▶ _INSTRUCTIONS TO FOLLOW_: Could you write out every record below exactly, leaving out any pictures?

※ ※ ※

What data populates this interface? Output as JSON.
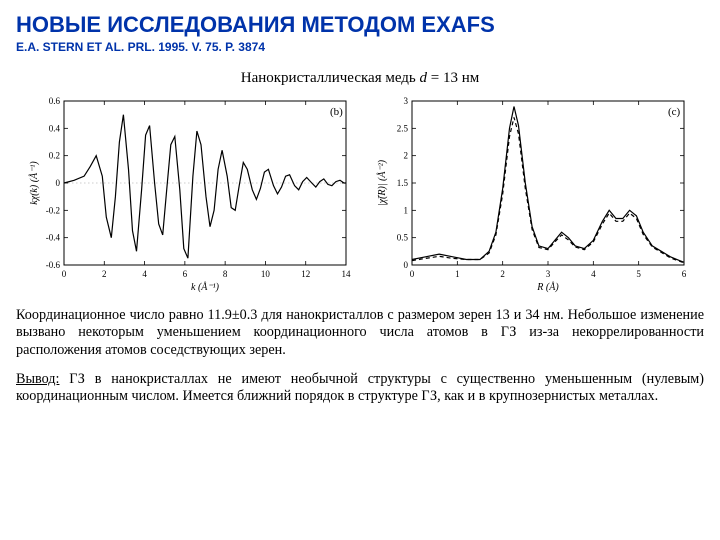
{
  "title": "НОВЫЕ ИССЛЕДОВАНИЯ МЕТОДОМ EXAFS",
  "citation": "E.A. STERN ET AL. PRL. 1995. V. 75. P. 3874",
  "subtitle_prefix": "Нанокристаллическая медь ",
  "subtitle_var": "d",
  "subtitle_suffix": " = 13 нм",
  "chart_left": {
    "type": "line",
    "panel_label": "(b)",
    "xlabel": "k (Å⁻¹)",
    "ylabel": "kχ(k) (Å⁻¹)",
    "xlim": [
      0,
      14
    ],
    "ylim": [
      -0.6,
      0.6
    ],
    "xticks": [
      0,
      2,
      4,
      6,
      8,
      10,
      12,
      14
    ],
    "yticks": [
      -0.6,
      -0.4,
      -0.2,
      0,
      0.2,
      0.4,
      0.6
    ],
    "axis_color": "#000000",
    "line_color": "#000000",
    "line_width": 1.2,
    "background_color": "#ffffff",
    "zero_line": true,
    "series": [
      [
        0,
        0
      ],
      [
        0.5,
        0.02
      ],
      [
        1,
        0.05
      ],
      [
        1.3,
        0.12
      ],
      [
        1.6,
        0.2
      ],
      [
        1.9,
        0.05
      ],
      [
        2.1,
        -0.25
      ],
      [
        2.35,
        -0.4
      ],
      [
        2.55,
        -0.1
      ],
      [
        2.75,
        0.3
      ],
      [
        2.95,
        0.5
      ],
      [
        3.2,
        0.1
      ],
      [
        3.4,
        -0.35
      ],
      [
        3.6,
        -0.5
      ],
      [
        3.85,
        -0.05
      ],
      [
        4.05,
        0.35
      ],
      [
        4.25,
        0.42
      ],
      [
        4.5,
        0.0
      ],
      [
        4.7,
        -0.3
      ],
      [
        4.9,
        -0.38
      ],
      [
        5.1,
        -0.05
      ],
      [
        5.3,
        0.28
      ],
      [
        5.5,
        0.34
      ],
      [
        5.75,
        -0.05
      ],
      [
        5.95,
        -0.48
      ],
      [
        6.15,
        -0.55
      ],
      [
        6.4,
        0.05
      ],
      [
        6.6,
        0.38
      ],
      [
        6.8,
        0.28
      ],
      [
        7.05,
        -0.1
      ],
      [
        7.25,
        -0.32
      ],
      [
        7.45,
        -0.2
      ],
      [
        7.65,
        0.1
      ],
      [
        7.85,
        0.24
      ],
      [
        8.1,
        0.05
      ],
      [
        8.3,
        -0.18
      ],
      [
        8.5,
        -0.2
      ],
      [
        8.7,
        -0.02
      ],
      [
        8.9,
        0.15
      ],
      [
        9.1,
        0.1
      ],
      [
        9.35,
        -0.05
      ],
      [
        9.55,
        -0.12
      ],
      [
        9.75,
        -0.04
      ],
      [
        9.95,
        0.08
      ],
      [
        10.15,
        0.1
      ],
      [
        10.4,
        -0.02
      ],
      [
        10.6,
        -0.08
      ],
      [
        10.8,
        -0.03
      ],
      [
        11,
        0.05
      ],
      [
        11.2,
        0.06
      ],
      [
        11.45,
        -0.02
      ],
      [
        11.65,
        -0.05
      ],
      [
        11.85,
        0.01
      ],
      [
        12.05,
        0.04
      ],
      [
        12.3,
        0.0
      ],
      [
        12.5,
        -0.03
      ],
      [
        12.7,
        0.01
      ],
      [
        12.9,
        0.03
      ],
      [
        13.1,
        -0.01
      ],
      [
        13.3,
        -0.02
      ],
      [
        13.5,
        0.01
      ],
      [
        13.7,
        0.02
      ],
      [
        13.9,
        0.0
      ],
      [
        14,
        0
      ]
    ]
  },
  "chart_right": {
    "type": "line",
    "panel_label": "(c)",
    "xlabel": "R (Å)",
    "ylabel": "|χ̃(R)| (Å⁻²)",
    "xlim": [
      0,
      6
    ],
    "ylim": [
      0,
      3.0
    ],
    "xticks": [
      0,
      1,
      2,
      3,
      4,
      5,
      6
    ],
    "yticks": [
      0,
      0.5,
      1.0,
      1.5,
      2.0,
      2.5,
      3.0
    ],
    "axis_color": "#000000",
    "line_color": "#000000",
    "dash_color": "#000000",
    "line_width": 1.2,
    "background_color": "#ffffff",
    "series_solid": [
      [
        0,
        0.1
      ],
      [
        0.3,
        0.15
      ],
      [
        0.6,
        0.2
      ],
      [
        0.9,
        0.15
      ],
      [
        1.2,
        0.1
      ],
      [
        1.5,
        0.1
      ],
      [
        1.7,
        0.25
      ],
      [
        1.85,
        0.6
      ],
      [
        2.0,
        1.4
      ],
      [
        2.15,
        2.5
      ],
      [
        2.25,
        2.9
      ],
      [
        2.35,
        2.55
      ],
      [
        2.5,
        1.5
      ],
      [
        2.65,
        0.7
      ],
      [
        2.8,
        0.35
      ],
      [
        3.0,
        0.3
      ],
      [
        3.15,
        0.45
      ],
      [
        3.3,
        0.6
      ],
      [
        3.45,
        0.5
      ],
      [
        3.6,
        0.35
      ],
      [
        3.8,
        0.3
      ],
      [
        4.0,
        0.45
      ],
      [
        4.2,
        0.8
      ],
      [
        4.35,
        1.0
      ],
      [
        4.5,
        0.85
      ],
      [
        4.65,
        0.85
      ],
      [
        4.8,
        1.0
      ],
      [
        4.95,
        0.9
      ],
      [
        5.1,
        0.6
      ],
      [
        5.3,
        0.35
      ],
      [
        5.5,
        0.25
      ],
      [
        5.7,
        0.15
      ],
      [
        5.9,
        0.08
      ],
      [
        6,
        0.05
      ]
    ],
    "series_dash": [
      [
        0,
        0.08
      ],
      [
        0.3,
        0.12
      ],
      [
        0.6,
        0.16
      ],
      [
        0.9,
        0.12
      ],
      [
        1.2,
        0.1
      ],
      [
        1.5,
        0.1
      ],
      [
        1.7,
        0.22
      ],
      [
        1.85,
        0.55
      ],
      [
        2.0,
        1.3
      ],
      [
        2.15,
        2.35
      ],
      [
        2.25,
        2.7
      ],
      [
        2.35,
        2.4
      ],
      [
        2.5,
        1.4
      ],
      [
        2.65,
        0.65
      ],
      [
        2.8,
        0.32
      ],
      [
        3.0,
        0.28
      ],
      [
        3.15,
        0.42
      ],
      [
        3.3,
        0.55
      ],
      [
        3.45,
        0.46
      ],
      [
        3.6,
        0.33
      ],
      [
        3.8,
        0.28
      ],
      [
        4.0,
        0.42
      ],
      [
        4.2,
        0.75
      ],
      [
        4.35,
        0.95
      ],
      [
        4.5,
        0.8
      ],
      [
        4.65,
        0.8
      ],
      [
        4.8,
        0.95
      ],
      [
        4.95,
        0.85
      ],
      [
        5.1,
        0.56
      ],
      [
        5.3,
        0.33
      ],
      [
        5.5,
        0.23
      ],
      [
        5.7,
        0.13
      ],
      [
        5.9,
        0.07
      ],
      [
        6,
        0.04
      ]
    ]
  },
  "para1": "Координационное число равно 11.9±0.3 для нанокристаллов с размером зерен 13 и 34 нм. Небольшое изменение вызвано некоторым уменьшением координационного числа атомов в ГЗ из-за некоррелированности расположения атомов соседствующих зерен.",
  "para2_lead": "Вывод:",
  "para2_body": " ГЗ в нанокристаллах не имеют необычной структуры с существенно уменьшенным (нулевым) координационным числом. Имеется ближний порядок в структуре ГЗ, как и в крупнозернистых металлах."
}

※ ※ ※

▶ _RESULT FOR THIS EXERCISE_:
What data populates this interface? Output as JSON.
{
  "title": "НОВЫЕ ИССЛЕДОВАНИЯ МЕТОДОМ EXAFS",
  "citation": "E.A. STERN ET AL. PRL. 1995. V. 75. P. 3874",
  "subtitle_prefix": "Нанокристаллическая медь ",
  "subtitle_var": "d",
  "subtitle_suffix": " = 13 нм",
  "chart_left": {
    "type": "line",
    "panel_label": "(b)",
    "xlabel": "k (Å⁻¹)",
    "ylabel": "kχ(k) (Å⁻¹)",
    "xlim": [
      0,
      14
    ],
    "ylim": [
      -0.6,
      0.6
    ],
    "xticks": [
      0,
      2,
      4,
      6,
      8,
      10,
      12,
      14
    ],
    "yticks": [
      -0.6,
      -0.4,
      -0.2,
      0,
      0.2,
      0.4,
      0.6
    ],
    "axis_color": "#000000",
    "line_color": "#000000",
    "line_width": 1.2,
    "background_color": "#ffffff",
    "zero_line": true,
    "series": [
      [
        0,
        0
      ],
      [
        0.5,
        0.02
      ],
      [
        1,
        0.05
      ],
      [
        1.3,
        0.12
      ],
      [
        1.6,
        0.2
      ],
      [
        1.9,
        0.05
      ],
      [
        2.1,
        -0.25
      ],
      [
        2.35,
        -0.4
      ],
      [
        2.55,
        -0.1
      ],
      [
        2.75,
        0.3
      ],
      [
        2.95,
        0.5
      ],
      [
        3.2,
        0.1
      ],
      [
        3.4,
        -0.35
      ],
      [
        3.6,
        -0.5
      ],
      [
        3.85,
        -0.05
      ],
      [
        4.05,
        0.35
      ],
      [
        4.25,
        0.42
      ],
      [
        4.5,
        0.0
      ],
      [
        4.7,
        -0.3
      ],
      [
        4.9,
        -0.38
      ],
      [
        5.1,
        -0.05
      ],
      [
        5.3,
        0.28
      ],
      [
        5.5,
        0.34
      ],
      [
        5.75,
        -0.05
      ],
      [
        5.95,
        -0.48
      ],
      [
        6.15,
        -0.55
      ],
      [
        6.4,
        0.05
      ],
      [
        6.6,
        0.38
      ],
      [
        6.8,
        0.28
      ],
      [
        7.05,
        -0.1
      ],
      [
        7.25,
        -0.32
      ],
      [
        7.45,
        -0.2
      ],
      [
        7.65,
        0.1
      ],
      [
        7.85,
        0.24
      ],
      [
        8.1,
        0.05
      ],
      [
        8.3,
        -0.18
      ],
      [
        8.5,
        -0.2
      ],
      [
        8.7,
        -0.02
      ],
      [
        8.9,
        0.15
      ],
      [
        9.1,
        0.1
      ],
      [
        9.35,
        -0.05
      ],
      [
        9.55,
        -0.12
      ],
      [
        9.75,
        -0.04
      ],
      [
        9.95,
        0.08
      ],
      [
        10.15,
        0.1
      ],
      [
        10.4,
        -0.02
      ],
      [
        10.6,
        -0.08
      ],
      [
        10.8,
        -0.03
      ],
      [
        11,
        0.05
      ],
      [
        11.2,
        0.06
      ],
      [
        11.45,
        -0.02
      ],
      [
        11.65,
        -0.05
      ],
      [
        11.85,
        0.01
      ],
      [
        12.05,
        0.04
      ],
      [
        12.3,
        0.0
      ],
      [
        12.5,
        -0.03
      ],
      [
        12.7,
        0.01
      ],
      [
        12.9,
        0.03
      ],
      [
        13.1,
        -0.01
      ],
      [
        13.3,
        -0.02
      ],
      [
        13.5,
        0.01
      ],
      [
        13.7,
        0.02
      ],
      [
        13.9,
        0.0
      ],
      [
        14,
        0
      ]
    ]
  },
  "chart_right": {
    "type": "line",
    "panel_label": "(c)",
    "xlabel": "R (Å)",
    "ylabel": "|χ̃(R)| (Å⁻²)",
    "xlim": [
      0,
      6
    ],
    "ylim": [
      0,
      3.0
    ],
    "xticks": [
      0,
      1,
      2,
      3,
      4,
      5,
      6
    ],
    "yticks": [
      0,
      0.5,
      1.0,
      1.5,
      2.0,
      2.5,
      3.0
    ],
    "axis_color": "#000000",
    "line_color": "#000000",
    "dash_color": "#000000",
    "line_width": 1.2,
    "background_color": "#ffffff",
    "series_solid": [
      [
        0,
        0.1
      ],
      [
        0.3,
        0.15
      ],
      [
        0.6,
        0.2
      ],
      [
        0.9,
        0.15
      ],
      [
        1.2,
        0.1
      ],
      [
        1.5,
        0.1
      ],
      [
        1.7,
        0.25
      ],
      [
        1.85,
        0.6
      ],
      [
        2.0,
        1.4
      ],
      [
        2.15,
        2.5
      ],
      [
        2.25,
        2.9
      ],
      [
        2.35,
        2.55
      ],
      [
        2.5,
        1.5
      ],
      [
        2.65,
        0.7
      ],
      [
        2.8,
        0.35
      ],
      [
        3.0,
        0.3
      ],
      [
        3.15,
        0.45
      ],
      [
        3.3,
        0.6
      ],
      [
        3.45,
        0.5
      ],
      [
        3.6,
        0.35
      ],
      [
        3.8,
        0.3
      ],
      [
        4.0,
        0.45
      ],
      [
        4.2,
        0.8
      ],
      [
        4.35,
        1.0
      ],
      [
        4.5,
        0.85
      ],
      [
        4.65,
        0.85
      ],
      [
        4.8,
        1.0
      ],
      [
        4.95,
        0.9
      ],
      [
        5.1,
        0.6
      ],
      [
        5.3,
        0.35
      ],
      [
        5.5,
        0.25
      ],
      [
        5.7,
        0.15
      ],
      [
        5.9,
        0.08
      ],
      [
        6,
        0.05
      ]
    ],
    "series_dash": [
      [
        0,
        0.08
      ],
      [
        0.3,
        0.12
      ],
      [
        0.6,
        0.16
      ],
      [
        0.9,
        0.12
      ],
      [
        1.2,
        0.1
      ],
      [
        1.5,
        0.1
      ],
      [
        1.7,
        0.22
      ],
      [
        1.85,
        0.55
      ],
      [
        2.0,
        1.3
      ],
      [
        2.15,
        2.35
      ],
      [
        2.25,
        2.7
      ],
      [
        2.35,
        2.4
      ],
      [
        2.5,
        1.4
      ],
      [
        2.65,
        0.65
      ],
      [
        2.8,
        0.32
      ],
      [
        3.0,
        0.28
      ],
      [
        3.15,
        0.42
      ],
      [
        3.3,
        0.55
      ],
      [
        3.45,
        0.46
      ],
      [
        3.6,
        0.33
      ],
      [
        3.8,
        0.28
      ],
      [
        4.0,
        0.42
      ],
      [
        4.2,
        0.75
      ],
      [
        4.35,
        0.95
      ],
      [
        4.5,
        0.8
      ],
      [
        4.65,
        0.8
      ],
      [
        4.8,
        0.95
      ],
      [
        4.95,
        0.85
      ],
      [
        5.1,
        0.56
      ],
      [
        5.3,
        0.33
      ],
      [
        5.5,
        0.23
      ],
      [
        5.7,
        0.13
      ],
      [
        5.9,
        0.07
      ],
      [
        6,
        0.04
      ]
    ]
  },
  "para1": "Координационное число равно 11.9±0.3 для нанокристаллов с размером зерен 13 и 34 нм. Небольшое изменение вызвано некоторым уменьшением координационного числа атомов в ГЗ из-за некоррелированности расположения атомов соседствующих зерен.",
  "para2_lead": "Вывод:",
  "para2_body": " ГЗ в нанокристаллах не имеют необычной структуры с существенно уменьшенным (нулевым) координационным числом. Имеется ближний порядок в структуре ГЗ, как и в крупнозернистых металлах."
}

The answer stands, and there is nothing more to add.